● **Aim of the task**
Every entry must be echoed exactly.

● **Listed entries**
>> START

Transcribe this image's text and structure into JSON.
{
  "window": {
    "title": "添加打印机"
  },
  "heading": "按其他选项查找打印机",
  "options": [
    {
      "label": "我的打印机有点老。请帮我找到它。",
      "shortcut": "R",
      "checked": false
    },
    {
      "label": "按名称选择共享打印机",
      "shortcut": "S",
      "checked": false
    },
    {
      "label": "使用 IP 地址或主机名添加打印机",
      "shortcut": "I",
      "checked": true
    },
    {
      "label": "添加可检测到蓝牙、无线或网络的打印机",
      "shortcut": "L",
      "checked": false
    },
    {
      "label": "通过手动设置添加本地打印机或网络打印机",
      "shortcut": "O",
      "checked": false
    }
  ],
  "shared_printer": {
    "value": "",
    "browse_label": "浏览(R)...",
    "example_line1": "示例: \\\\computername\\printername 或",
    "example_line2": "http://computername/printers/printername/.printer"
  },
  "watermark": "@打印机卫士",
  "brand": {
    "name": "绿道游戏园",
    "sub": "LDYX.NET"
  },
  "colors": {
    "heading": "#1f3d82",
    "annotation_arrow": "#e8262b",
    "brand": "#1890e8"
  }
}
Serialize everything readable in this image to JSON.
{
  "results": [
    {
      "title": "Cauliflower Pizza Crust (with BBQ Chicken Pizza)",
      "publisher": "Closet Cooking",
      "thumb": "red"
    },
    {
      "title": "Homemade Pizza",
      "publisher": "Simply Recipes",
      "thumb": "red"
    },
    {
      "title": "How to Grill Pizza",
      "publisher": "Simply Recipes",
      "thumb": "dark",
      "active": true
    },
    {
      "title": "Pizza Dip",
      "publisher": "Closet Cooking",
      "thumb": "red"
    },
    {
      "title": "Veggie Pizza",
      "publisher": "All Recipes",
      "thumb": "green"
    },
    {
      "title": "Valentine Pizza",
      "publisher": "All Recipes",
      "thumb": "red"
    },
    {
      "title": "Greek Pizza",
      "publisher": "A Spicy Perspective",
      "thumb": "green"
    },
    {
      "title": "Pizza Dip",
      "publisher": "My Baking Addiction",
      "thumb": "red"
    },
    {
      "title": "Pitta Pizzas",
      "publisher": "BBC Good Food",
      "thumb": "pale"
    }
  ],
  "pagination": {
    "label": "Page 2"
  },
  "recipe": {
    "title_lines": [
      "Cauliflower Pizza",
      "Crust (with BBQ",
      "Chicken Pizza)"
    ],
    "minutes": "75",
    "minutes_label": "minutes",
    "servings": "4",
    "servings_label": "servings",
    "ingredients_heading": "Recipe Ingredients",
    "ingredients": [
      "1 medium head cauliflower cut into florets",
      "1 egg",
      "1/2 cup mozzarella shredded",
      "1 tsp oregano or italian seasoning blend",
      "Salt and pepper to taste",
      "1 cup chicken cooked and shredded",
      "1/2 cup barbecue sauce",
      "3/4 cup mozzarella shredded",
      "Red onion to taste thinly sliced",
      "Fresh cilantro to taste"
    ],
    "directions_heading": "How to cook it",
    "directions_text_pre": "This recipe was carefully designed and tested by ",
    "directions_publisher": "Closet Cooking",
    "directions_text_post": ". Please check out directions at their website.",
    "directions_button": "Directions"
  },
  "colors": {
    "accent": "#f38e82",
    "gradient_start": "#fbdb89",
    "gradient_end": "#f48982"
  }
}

>> END

● **Worked solution**
Transcribe this image's text and structure into JSON.
{
  "window": {
    "title": "添加打印机"
  },
  "heading": "按其他选项查找打印机",
  "options": [
    {
      "label": "我的打印机有点老。请帮我找到它。",
      "shortcut": "R",
      "checked": false
    },
    {
      "label": "按名称选择共享打印机",
      "shortcut": "S",
      "checked": false
    },
    {
      "label": "使用 IP 地址或主机名添加打印机",
      "shortcut": "I",
      "checked": true
    },
    {
      "label": "添加可检测到蓝牙、无线或网络的打印机",
      "shortcut": "L",
      "checked": false
    },
    {
      "label": "通过手动设置添加本地打印机或网络打印机",
      "shortcut": "O",
      "checked": false
    }
  ],
  "shared_printer": {
    "value": "",
    "browse_label": "浏览(R)...",
    "example_line1": "示例: \\\\computername\\printername 或",
    "example_line2": "http://computername/printers/printername/.printer"
  },
  "watermark": "@打印机卫士",
  "brand": {
    "name": "绿道游戏园",
    "sub": "LDYX.NET"
  },
  "colors": {
    "heading": "#1f3d82",
    "annotation_arrow": "#e8262b",
    "brand": "#1890e8"
  }
}
Serialize everything readable in this image to JSON.
{
  "results": [
    {
      "title": "Cauliflower Pizza Crust (with BBQ Chicken Pizza)",
      "publisher": "Closet Cooking",
      "thumb": "red"
    },
    {
      "title": "Homemade Pizza",
      "publisher": "Simply Recipes",
      "thumb": "red"
    },
    {
      "title": "How to Grill Pizza",
      "publisher": "Simply Recipes",
      "thumb": "dark",
      "active": true
    },
    {
      "title": "Pizza Dip",
      "publisher": "Closet Cooking",
      "thumb": "red"
    },
    {
      "title": "Veggie Pizza",
      "publisher": "All Recipes",
      "thumb": "green"
    },
    {
      "title": "Valentine Pizza",
      "publisher": "All Recipes",
      "thumb": "red"
    },
    {
      "title": "Greek Pizza",
      "publisher": "A Spicy Perspective",
      "thumb": "green"
    },
    {
      "title": "Pizza Dip",
      "publisher": "My Baking Addiction",
      "thumb": "red"
    },
    {
      "title": "Pitta Pizzas",
      "publisher": "BBC Good Food",
      "thumb": "pale"
    }
  ],
  "pagination": {
    "label": "Page 2"
  },
  "recipe": {
    "title_lines": [
      "Cauliflower Pizza",
      "Crust (with BBQ",
      "Chicken Pizza)"
    ],
    "minutes": "75",
    "minutes_label": "minutes",
    "servings": "4",
    "servings_label": "servings",
    "ingredients_heading": "Recipe Ingredients",
    "ingredients": [
      "1 medium head cauliflower cut into florets",
      "1 egg",
      "1/2 cup mozzarella shredded",
      "1 tsp oregano or italian seasoning blend",
      "Salt and pepper to taste",
      "1 cup chicken cooked and shredded",
      "1/2 cup barbecue sauce",
      "3/4 cup mozzarella shredded",
      "Red onion to taste thinly sliced",
      "Fresh cilantro to taste"
    ],
    "directions_heading": "How to cook it",
    "directions_text_pre": "This recipe was carefully designed and tested by ",
    "directions_publisher": "Closet Cooking",
    "directions_text_post": ". Please check out directions at their website.",
    "directions_button": "Directions"
  },
  "colors": {
    "accent": "#f38e82",
    "gradient_start": "#fbdb89",
    "gradient_end": "#f48982"
  }
}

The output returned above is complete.